Stated goal: Only lines holding the string "shoulder" are wanted; copy each one from the material.

(A run of records)

--- Begin ---

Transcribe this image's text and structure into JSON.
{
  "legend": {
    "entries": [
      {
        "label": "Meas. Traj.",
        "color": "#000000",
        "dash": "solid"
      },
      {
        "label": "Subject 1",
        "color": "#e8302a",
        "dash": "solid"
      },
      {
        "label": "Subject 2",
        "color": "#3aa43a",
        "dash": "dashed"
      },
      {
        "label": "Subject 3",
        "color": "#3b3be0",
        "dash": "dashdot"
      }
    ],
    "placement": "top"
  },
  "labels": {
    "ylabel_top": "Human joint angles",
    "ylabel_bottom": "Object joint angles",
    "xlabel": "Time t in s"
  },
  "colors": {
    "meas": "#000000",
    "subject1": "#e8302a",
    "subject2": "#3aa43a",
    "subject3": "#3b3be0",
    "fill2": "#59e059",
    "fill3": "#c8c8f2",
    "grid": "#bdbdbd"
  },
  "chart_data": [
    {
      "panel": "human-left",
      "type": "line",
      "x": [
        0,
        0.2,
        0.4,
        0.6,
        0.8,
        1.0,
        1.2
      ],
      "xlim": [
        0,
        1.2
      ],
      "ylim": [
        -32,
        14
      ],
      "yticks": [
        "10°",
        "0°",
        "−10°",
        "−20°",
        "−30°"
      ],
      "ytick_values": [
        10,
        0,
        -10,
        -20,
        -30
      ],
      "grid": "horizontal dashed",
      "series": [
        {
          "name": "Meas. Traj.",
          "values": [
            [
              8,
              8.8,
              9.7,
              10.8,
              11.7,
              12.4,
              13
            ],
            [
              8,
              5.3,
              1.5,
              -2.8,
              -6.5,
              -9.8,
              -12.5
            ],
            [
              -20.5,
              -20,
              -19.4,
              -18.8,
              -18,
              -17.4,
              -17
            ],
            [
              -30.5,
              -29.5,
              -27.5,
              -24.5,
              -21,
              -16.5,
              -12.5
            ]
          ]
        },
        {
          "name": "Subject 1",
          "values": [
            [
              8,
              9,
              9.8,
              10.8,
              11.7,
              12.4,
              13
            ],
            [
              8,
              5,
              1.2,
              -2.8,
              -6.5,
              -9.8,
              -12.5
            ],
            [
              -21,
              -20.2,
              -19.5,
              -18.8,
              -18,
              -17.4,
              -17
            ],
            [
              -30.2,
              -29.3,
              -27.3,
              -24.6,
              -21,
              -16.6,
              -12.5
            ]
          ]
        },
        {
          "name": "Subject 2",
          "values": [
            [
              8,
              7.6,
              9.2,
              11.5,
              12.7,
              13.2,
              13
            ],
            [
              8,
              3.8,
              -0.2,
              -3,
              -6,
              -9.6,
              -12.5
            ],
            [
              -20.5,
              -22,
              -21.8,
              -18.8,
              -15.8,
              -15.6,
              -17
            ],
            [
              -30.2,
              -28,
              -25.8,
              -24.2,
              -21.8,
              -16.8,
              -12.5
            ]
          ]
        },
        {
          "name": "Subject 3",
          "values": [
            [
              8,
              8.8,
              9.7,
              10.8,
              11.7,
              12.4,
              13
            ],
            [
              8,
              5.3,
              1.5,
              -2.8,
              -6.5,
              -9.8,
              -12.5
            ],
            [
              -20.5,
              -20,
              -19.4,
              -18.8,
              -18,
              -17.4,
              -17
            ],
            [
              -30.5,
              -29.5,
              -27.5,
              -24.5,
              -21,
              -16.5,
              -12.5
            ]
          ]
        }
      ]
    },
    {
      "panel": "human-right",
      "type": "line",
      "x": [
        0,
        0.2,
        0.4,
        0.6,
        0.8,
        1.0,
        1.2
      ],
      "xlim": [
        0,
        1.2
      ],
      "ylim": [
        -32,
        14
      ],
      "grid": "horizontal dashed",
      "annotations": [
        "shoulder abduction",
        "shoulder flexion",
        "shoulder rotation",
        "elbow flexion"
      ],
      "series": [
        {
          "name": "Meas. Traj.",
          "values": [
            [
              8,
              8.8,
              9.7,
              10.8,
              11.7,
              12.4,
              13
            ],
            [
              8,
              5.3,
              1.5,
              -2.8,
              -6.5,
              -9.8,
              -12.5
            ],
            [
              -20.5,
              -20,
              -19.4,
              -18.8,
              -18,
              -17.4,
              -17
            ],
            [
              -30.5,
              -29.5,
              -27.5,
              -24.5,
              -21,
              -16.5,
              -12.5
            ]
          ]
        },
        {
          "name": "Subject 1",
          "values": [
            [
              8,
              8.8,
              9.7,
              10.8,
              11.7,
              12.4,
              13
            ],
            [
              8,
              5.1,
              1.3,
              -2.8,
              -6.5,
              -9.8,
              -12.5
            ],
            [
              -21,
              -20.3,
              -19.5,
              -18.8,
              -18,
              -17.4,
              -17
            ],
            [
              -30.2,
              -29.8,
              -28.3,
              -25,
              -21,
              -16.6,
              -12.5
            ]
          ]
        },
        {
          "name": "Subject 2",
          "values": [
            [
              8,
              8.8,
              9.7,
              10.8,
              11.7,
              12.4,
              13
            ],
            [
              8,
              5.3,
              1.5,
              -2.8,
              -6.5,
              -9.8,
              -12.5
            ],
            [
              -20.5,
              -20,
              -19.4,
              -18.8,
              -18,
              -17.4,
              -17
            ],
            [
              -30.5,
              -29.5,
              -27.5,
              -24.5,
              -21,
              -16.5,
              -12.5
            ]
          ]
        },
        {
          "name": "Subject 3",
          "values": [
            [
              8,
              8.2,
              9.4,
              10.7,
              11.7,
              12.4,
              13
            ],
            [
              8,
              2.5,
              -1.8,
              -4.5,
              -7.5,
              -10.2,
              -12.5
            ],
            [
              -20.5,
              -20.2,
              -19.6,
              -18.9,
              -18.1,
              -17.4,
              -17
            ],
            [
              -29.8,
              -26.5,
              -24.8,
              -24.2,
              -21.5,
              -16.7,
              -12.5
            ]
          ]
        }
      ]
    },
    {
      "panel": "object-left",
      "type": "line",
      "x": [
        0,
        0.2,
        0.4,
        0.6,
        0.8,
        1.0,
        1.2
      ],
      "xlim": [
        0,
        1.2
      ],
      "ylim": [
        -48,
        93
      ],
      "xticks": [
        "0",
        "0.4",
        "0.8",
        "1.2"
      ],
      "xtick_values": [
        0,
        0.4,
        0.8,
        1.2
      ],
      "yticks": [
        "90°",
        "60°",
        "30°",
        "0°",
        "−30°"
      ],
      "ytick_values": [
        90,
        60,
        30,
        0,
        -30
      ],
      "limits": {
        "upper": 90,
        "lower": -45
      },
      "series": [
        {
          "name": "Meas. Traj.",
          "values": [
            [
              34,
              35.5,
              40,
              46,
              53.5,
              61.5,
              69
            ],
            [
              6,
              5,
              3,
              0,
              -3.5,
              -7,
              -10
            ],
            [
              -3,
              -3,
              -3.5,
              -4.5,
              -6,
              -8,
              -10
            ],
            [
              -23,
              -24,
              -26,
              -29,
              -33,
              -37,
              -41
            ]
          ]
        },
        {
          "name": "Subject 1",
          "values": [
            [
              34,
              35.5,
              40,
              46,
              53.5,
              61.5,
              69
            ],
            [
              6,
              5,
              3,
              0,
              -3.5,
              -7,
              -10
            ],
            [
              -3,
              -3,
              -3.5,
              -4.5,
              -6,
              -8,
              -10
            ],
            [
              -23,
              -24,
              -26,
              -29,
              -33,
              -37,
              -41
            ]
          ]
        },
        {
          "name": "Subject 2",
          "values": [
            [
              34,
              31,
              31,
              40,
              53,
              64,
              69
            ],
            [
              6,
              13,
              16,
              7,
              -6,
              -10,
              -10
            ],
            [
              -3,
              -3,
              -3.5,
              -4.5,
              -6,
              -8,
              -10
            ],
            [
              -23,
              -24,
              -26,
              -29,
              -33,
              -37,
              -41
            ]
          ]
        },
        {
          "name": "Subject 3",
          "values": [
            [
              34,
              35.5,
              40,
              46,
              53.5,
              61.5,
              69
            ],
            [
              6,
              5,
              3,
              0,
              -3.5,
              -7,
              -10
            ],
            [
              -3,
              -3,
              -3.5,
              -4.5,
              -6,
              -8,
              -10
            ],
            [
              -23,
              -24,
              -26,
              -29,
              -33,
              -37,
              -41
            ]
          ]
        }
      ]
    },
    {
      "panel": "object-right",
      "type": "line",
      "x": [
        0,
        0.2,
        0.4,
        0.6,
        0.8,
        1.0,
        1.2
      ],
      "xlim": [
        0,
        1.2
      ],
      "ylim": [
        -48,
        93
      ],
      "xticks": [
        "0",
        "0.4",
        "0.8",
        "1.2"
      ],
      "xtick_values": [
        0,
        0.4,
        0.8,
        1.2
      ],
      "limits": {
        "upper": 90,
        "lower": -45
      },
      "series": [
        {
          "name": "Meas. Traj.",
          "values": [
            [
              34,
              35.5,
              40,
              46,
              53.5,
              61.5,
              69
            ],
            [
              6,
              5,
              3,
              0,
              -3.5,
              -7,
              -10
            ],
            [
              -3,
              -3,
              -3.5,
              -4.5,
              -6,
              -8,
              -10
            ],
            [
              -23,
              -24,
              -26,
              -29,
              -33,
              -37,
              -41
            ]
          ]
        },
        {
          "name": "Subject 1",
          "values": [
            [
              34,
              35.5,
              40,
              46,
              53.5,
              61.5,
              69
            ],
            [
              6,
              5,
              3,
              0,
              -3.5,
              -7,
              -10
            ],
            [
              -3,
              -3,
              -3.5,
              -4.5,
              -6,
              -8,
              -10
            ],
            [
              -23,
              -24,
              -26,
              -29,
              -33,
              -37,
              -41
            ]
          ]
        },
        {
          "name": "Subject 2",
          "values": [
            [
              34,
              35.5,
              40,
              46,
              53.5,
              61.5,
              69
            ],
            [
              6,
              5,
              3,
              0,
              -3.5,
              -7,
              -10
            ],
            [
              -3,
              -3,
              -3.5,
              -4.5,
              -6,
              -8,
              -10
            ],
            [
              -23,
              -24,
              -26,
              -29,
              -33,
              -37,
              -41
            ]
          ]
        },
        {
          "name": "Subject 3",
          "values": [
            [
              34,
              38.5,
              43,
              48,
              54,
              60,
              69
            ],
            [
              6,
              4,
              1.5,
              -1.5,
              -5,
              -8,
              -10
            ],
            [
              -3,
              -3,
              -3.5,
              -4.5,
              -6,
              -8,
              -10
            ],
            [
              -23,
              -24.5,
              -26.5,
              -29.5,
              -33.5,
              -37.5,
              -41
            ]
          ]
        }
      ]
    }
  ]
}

--- End ---

Solution below:
        "shoulder abduction",
        "shoulder flexion",
        "shoulder rotation",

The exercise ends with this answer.